#### DATA EXTRACT

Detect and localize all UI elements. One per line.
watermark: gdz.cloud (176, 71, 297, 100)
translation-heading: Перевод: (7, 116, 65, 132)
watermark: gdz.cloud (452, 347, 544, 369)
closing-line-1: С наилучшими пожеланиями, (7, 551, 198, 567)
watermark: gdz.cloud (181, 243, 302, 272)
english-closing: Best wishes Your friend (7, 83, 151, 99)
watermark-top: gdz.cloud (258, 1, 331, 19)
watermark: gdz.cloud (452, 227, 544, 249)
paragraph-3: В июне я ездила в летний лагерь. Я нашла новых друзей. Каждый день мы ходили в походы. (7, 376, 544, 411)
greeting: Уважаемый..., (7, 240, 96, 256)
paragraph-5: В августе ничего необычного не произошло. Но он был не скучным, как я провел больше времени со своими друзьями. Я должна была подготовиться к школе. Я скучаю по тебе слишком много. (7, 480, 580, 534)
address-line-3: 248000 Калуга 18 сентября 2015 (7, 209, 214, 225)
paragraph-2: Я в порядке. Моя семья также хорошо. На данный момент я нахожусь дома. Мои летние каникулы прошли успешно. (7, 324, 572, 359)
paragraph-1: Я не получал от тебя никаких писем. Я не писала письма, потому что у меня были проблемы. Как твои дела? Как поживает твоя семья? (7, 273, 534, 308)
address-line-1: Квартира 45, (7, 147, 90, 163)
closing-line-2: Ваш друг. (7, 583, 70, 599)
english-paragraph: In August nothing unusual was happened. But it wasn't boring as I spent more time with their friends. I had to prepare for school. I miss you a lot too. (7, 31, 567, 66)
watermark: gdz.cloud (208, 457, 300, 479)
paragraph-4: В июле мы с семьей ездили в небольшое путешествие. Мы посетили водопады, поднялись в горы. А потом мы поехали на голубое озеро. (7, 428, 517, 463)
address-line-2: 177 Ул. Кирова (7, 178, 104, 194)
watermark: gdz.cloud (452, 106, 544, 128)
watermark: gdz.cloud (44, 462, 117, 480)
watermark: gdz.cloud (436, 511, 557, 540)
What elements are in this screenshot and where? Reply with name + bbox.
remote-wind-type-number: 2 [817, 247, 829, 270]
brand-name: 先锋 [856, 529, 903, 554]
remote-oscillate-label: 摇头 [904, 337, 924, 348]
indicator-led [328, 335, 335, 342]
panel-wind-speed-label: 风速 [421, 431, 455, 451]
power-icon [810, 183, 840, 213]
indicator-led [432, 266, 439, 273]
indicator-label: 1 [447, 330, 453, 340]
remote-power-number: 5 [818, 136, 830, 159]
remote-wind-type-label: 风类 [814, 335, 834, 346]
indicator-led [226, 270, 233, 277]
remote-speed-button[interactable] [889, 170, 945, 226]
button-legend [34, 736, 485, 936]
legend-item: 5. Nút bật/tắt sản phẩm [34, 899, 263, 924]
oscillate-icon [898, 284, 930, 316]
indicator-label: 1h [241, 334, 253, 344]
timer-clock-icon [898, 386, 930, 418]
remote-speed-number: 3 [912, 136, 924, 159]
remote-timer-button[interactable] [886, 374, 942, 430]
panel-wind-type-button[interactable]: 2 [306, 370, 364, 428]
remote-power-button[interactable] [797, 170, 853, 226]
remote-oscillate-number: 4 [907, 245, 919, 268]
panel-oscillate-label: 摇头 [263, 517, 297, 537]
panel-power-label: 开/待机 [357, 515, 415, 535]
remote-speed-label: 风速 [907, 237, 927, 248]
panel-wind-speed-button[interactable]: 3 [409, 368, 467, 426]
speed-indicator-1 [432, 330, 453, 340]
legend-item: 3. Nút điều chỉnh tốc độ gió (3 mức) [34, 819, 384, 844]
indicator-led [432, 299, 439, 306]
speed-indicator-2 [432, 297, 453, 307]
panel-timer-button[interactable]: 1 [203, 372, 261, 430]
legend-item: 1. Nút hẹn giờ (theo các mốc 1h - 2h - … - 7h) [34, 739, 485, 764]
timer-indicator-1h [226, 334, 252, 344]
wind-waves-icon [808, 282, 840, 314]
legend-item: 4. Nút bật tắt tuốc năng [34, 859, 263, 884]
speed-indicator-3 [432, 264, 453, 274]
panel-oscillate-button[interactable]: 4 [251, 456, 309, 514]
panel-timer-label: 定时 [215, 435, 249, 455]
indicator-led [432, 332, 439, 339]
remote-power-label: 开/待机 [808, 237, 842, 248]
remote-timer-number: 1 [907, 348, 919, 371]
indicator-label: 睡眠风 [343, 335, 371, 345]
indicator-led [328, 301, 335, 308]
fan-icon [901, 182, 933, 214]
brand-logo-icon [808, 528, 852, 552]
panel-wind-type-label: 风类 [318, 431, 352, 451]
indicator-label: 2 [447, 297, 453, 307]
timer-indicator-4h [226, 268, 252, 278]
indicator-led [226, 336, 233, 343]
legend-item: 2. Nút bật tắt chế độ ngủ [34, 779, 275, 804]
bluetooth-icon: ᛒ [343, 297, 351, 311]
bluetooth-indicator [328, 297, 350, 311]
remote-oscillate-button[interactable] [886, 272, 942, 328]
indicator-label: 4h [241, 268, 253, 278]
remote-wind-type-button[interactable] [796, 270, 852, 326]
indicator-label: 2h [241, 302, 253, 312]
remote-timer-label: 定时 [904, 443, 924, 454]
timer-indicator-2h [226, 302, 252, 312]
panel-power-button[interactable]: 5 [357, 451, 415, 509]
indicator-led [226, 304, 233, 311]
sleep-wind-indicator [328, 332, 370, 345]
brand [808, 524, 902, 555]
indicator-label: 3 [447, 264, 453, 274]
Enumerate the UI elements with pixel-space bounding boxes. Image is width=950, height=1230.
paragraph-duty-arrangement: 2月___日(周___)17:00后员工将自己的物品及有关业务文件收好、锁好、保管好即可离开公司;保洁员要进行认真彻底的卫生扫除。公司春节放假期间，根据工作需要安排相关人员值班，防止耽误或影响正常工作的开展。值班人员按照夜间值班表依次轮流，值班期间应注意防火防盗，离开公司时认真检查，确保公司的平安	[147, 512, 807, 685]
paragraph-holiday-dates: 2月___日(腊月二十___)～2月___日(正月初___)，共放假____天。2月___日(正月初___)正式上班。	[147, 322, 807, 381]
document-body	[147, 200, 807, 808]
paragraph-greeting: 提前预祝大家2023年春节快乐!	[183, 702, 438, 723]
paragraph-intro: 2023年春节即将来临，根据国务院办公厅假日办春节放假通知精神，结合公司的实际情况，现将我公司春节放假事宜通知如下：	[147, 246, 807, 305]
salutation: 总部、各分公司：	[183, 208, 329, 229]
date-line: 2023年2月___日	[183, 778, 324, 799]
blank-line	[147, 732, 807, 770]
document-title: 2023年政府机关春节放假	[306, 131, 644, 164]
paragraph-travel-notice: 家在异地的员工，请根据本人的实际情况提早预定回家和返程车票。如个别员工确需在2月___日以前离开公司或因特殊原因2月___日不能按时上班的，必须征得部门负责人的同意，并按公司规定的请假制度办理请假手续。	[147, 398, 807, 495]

########

**EXERCISE**
Extract every line of the material above and reproduce each one unchanged.

**THE SOLUTION**
Detect and localize all UI elements. One per line.
watermark: gdz.cloud (176, 71, 297, 100)
translation-heading: Перевод: (7, 116, 65, 132)
watermark: gdz.cloud (452, 347, 544, 369)
closing-line-1: С наилучшими пожеланиями, (7, 551, 198, 567)
watermark: gdz.cloud (181, 243, 302, 272)
english-closing: Best wishes Your friend (7, 83, 151, 99)
watermark-top: gdz.cloud (258, 1, 331, 19)
watermark: gdz.cloud (452, 227, 544, 249)
paragraph-3: В июне я ездила в летний лагерь. Я нашла новых друзей. Каждый день мы ходили в походы. (7, 376, 544, 411)
greeting: Уважаемый..., (7, 240, 96, 256)
paragraph-5: В августе ничего необычного не произошло. Но он был не скучным, как я провел больше времени со своими друзьями. Я должна была подготовиться к школе. Я скучаю по тебе слишком много. (7, 480, 580, 534)
address-line-3: 248000 Калуга 18 сентября 2015 (7, 209, 214, 225)
paragraph-2: Я в порядке. Моя семья также хорошо. На данный момент я нахожусь дома. Мои летние каникулы прошли успешно. (7, 324, 572, 359)
paragraph-1: Я не получал от тебя никаких писем. Я не писала письма, потому что у меня были проблемы. Как твои дела? Как поживает твоя семья? (7, 273, 534, 308)
address-line-1: Квартира 45, (7, 147, 90, 163)
closing-line-2: Ваш друг. (7, 583, 70, 599)
english-paragraph: In August nothing unusual was happened. But it wasn't boring as I spent more time with their friends. I had to prepare for school. I miss you a lot too. (7, 31, 567, 66)
watermark: gdz.cloud (208, 457, 300, 479)
paragraph-4: В июле мы с семьей ездили в небольшое путешествие. Мы посетили водопады, поднялись в горы. А потом мы поехали на голубое озеро. (7, 428, 517, 463)
address-line-2: 177 Ул. Кирова (7, 178, 104, 194)
watermark: gdz.cloud (452, 106, 544, 128)
watermark: gdz.cloud (44, 462, 117, 480)
watermark: gdz.cloud (436, 511, 557, 540)
What elements are in this screenshot and where? Reply with name + bbox.
remote-wind-type-number: 2 [817, 247, 829, 270]
brand-name: 先锋 [856, 529, 903, 554]
remote-oscillate-label: 摇头 [904, 337, 924, 348]
indicator-led [328, 335, 335, 342]
panel-wind-speed-label: 风速 [421, 431, 455, 451]
power-icon [810, 183, 840, 213]
indicator-led [432, 266, 439, 273]
indicator-label: 1 [447, 330, 453, 340]
remote-power-number: 5 [818, 136, 830, 159]
remote-wind-type-label: 风类 [814, 335, 834, 346]
indicator-led [226, 270, 233, 277]
remote-speed-button[interactable] [889, 170, 945, 226]
button-legend [34, 736, 485, 936]
legend-item: 5. Nút bật/tắt sản phẩm [34, 899, 263, 924]
oscillate-icon [898, 284, 930, 316]
indicator-label: 1h [241, 334, 253, 344]
timer-clock-icon [898, 386, 930, 418]
remote-speed-number: 3 [912, 136, 924, 159]
remote-timer-button[interactable] [886, 374, 942, 430]
panel-wind-type-button[interactable]: 2 [306, 370, 364, 428]
remote-power-button[interactable] [797, 170, 853, 226]
remote-oscillate-number: 4 [907, 245, 919, 268]
panel-oscillate-label: 摇头 [263, 517, 297, 537]
panel-power-label: 开/待机 [357, 515, 415, 535]
remote-speed-label: 风速 [907, 237, 927, 248]
panel-wind-speed-button[interactable]: 3 [409, 368, 467, 426]
speed-indicator-1 [432, 330, 453, 340]
legend-item: 3. Nút điều chỉnh tốc độ gió (3 mức) [34, 819, 384, 844]
indicator-led [432, 299, 439, 306]
speed-indicator-2 [432, 297, 453, 307]
panel-timer-button[interactable]: 1 [203, 372, 261, 430]
legend-item: 1. Nút hẹn giờ (theo các mốc 1h - 2h - … - 7h) [34, 739, 485, 764]
timer-indicator-1h [226, 334, 252, 344]
wind-waves-icon [808, 282, 840, 314]
legend-item: 4. Nút bật tắt tuốc năng [34, 859, 263, 884]
speed-indicator-3 [432, 264, 453, 274]
panel-oscillate-button[interactable]: 4 [251, 456, 309, 514]
panel-timer-label: 定时 [215, 435, 249, 455]
indicator-led [432, 332, 439, 339]
remote-power-label: 开/待机 [808, 237, 842, 248]
remote-timer-number: 1 [907, 348, 919, 371]
indicator-label: 睡眠风 [343, 335, 371, 345]
indicator-led [328, 301, 335, 308]
fan-icon [901, 182, 933, 214]
brand-logo-icon [808, 528, 852, 552]
panel-wind-type-label: 风类 [318, 431, 352, 451]
indicator-label: 2 [447, 297, 453, 307]
timer-indicator-4h [226, 268, 252, 278]
indicator-led [226, 336, 233, 343]
legend-item: 2. Nút bật tắt chế độ ngủ [34, 779, 275, 804]
bluetooth-icon: ᛒ [343, 297, 351, 311]
bluetooth-indicator [328, 297, 350, 311]
remote-oscillate-button[interactable] [886, 272, 942, 328]
indicator-label: 4h [241, 268, 253, 278]
remote-wind-type-button[interactable] [796, 270, 852, 326]
indicator-label: 2h [241, 302, 253, 312]
remote-timer-label: 定时 [904, 443, 924, 454]
timer-indicator-2h [226, 302, 252, 312]
panel-power-button[interactable]: 5 [357, 451, 415, 509]
indicator-led [226, 304, 233, 311]
sleep-wind-indicator [328, 332, 370, 345]
brand [808, 524, 902, 555]
indicator-label: 3 [447, 264, 453, 274]
Enumerate the UI elements with pixel-space bounding boxes. Image is width=950, height=1230.
paragraph-duty-arrangement: 2月___日(周___)17:00后员工将自己的物品及有关业务文件收好、锁好、保管好即可离开公司;保洁员要进行认真彻底的卫生扫除。公司春节放假期间，根据工作需要安排相关人员值班，防止耽误或影响正常工作的开展。值班人员按照夜间值班表依次轮流，值班期间应注意防火防盗，离开公司时认真检查，确保公司的平安	[147, 512, 807, 685]
paragraph-holiday-dates: 2月___日(腊月二十___)～2月___日(正月初___)，共放假____天。2月___日(正月初___)正式上班。	[147, 322, 807, 381]
document-body	[147, 200, 807, 808]
paragraph-greeting: 提前预祝大家2023年春节快乐!	[183, 702, 438, 723]
paragraph-intro: 2023年春节即将来临，根据国务院办公厅假日办春节放假通知精神，结合公司的实际情况，现将我公司春节放假事宜通知如下：	[147, 246, 807, 305]
salutation: 总部、各分公司：	[183, 208, 329, 229]
date-line: 2023年2月___日	[183, 778, 324, 799]
blank-line	[147, 732, 807, 770]
document-title: 2023年政府机关春节放假	[306, 131, 644, 164]
paragraph-travel-notice: 家在异地的员工，请根据本人的实际情况提早预定回家和返程车票。如个别员工确需在2月___日以前离开公司或因特殊原因2月___日不能按时上班的，必须征得部门负责人的同意，并按公司规定的请假制度办理请假手续。	[147, 398, 807, 495]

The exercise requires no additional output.